> Task brief: Identify all lines below that hold "density" and collect them.

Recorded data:

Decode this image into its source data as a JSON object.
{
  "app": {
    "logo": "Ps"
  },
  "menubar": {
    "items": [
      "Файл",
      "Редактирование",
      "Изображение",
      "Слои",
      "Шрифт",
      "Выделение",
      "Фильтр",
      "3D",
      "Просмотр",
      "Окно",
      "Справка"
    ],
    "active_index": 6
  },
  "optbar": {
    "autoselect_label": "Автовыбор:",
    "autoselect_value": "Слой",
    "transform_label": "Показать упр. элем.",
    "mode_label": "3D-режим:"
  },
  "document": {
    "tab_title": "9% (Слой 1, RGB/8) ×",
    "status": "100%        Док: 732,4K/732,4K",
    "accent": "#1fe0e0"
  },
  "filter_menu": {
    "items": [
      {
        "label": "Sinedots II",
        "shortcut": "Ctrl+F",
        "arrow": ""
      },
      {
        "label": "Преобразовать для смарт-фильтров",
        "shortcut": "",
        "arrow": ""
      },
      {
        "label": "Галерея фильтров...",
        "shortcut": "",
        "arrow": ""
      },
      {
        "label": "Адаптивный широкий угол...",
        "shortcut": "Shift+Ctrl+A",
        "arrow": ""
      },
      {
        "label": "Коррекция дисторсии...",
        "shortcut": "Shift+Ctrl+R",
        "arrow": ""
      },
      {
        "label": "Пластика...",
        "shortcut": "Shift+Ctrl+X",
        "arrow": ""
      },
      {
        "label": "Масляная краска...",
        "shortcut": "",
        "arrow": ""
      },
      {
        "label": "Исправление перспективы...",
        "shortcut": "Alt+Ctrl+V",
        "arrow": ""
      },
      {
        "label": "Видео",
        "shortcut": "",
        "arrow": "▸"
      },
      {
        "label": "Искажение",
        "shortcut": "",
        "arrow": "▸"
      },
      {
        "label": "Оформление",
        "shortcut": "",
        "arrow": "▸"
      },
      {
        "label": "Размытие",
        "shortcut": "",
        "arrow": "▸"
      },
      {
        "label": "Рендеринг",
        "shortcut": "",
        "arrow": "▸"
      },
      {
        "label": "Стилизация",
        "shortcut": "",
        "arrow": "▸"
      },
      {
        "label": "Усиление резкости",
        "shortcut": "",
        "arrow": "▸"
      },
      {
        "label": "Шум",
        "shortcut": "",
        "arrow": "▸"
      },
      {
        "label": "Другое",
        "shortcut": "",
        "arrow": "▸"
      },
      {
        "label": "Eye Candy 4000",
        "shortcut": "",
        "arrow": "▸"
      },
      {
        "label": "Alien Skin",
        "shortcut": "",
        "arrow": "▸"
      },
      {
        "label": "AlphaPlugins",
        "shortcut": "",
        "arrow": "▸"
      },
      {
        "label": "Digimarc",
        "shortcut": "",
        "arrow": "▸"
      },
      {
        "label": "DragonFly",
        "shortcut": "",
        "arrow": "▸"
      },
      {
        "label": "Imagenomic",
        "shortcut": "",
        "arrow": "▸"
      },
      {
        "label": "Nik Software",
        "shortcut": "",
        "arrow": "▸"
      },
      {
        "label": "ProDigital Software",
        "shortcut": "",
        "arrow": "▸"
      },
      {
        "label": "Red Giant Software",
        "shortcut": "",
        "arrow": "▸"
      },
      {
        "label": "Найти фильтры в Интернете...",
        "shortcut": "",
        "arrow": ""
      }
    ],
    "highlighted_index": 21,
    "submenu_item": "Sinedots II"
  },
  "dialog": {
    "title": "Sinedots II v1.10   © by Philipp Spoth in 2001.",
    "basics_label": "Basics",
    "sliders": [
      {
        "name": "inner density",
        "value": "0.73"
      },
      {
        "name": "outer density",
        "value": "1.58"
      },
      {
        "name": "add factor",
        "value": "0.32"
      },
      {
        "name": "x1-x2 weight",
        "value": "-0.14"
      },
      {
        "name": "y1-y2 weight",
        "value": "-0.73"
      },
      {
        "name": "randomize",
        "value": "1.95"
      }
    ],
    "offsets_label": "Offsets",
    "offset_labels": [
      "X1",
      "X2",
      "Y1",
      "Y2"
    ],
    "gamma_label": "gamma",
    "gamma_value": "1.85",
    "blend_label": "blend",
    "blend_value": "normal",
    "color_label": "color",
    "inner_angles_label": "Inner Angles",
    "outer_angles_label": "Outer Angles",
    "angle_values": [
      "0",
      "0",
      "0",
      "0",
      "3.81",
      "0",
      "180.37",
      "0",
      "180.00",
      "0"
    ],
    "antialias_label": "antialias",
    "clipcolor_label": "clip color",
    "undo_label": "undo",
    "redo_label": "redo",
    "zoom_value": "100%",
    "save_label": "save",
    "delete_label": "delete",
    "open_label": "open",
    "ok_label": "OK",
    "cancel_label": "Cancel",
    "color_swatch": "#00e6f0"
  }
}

> Task answer:
        "name": "inner density",
        "name": "outer density",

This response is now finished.